Entries from a dataset:
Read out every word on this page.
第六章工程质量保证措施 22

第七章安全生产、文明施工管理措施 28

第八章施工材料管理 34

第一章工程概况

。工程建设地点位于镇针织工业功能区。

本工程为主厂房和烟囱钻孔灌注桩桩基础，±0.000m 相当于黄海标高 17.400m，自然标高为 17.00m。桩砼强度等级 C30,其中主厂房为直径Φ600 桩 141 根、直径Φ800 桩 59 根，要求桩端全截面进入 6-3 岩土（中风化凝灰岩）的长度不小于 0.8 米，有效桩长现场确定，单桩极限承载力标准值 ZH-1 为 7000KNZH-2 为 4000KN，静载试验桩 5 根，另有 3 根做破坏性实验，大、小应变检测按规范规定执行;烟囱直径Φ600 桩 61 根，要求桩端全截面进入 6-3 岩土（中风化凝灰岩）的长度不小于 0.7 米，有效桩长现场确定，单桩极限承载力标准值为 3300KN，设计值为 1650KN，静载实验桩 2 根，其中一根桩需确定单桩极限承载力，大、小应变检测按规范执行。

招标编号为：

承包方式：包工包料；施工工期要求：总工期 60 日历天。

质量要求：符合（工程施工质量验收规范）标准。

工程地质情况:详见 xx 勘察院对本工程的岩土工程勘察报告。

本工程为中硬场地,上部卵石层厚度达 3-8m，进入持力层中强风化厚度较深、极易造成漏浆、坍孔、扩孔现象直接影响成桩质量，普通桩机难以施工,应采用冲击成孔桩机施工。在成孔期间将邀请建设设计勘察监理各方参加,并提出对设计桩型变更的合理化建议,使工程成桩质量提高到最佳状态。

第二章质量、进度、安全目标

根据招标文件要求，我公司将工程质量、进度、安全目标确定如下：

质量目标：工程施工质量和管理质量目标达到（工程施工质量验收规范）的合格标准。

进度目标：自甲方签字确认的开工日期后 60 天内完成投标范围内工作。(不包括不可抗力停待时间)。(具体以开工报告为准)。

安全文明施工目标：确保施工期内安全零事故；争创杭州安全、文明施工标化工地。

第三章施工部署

* _What is required_: Find each line that has the word "工程施工质量验收规范", then copy it out.

* _Final result_:
质量要求：符合（工程施工质量验收规范）标准。
质量目标：工程施工质量和管理质量目标达到（工程施工质量验收规范）的合格标准。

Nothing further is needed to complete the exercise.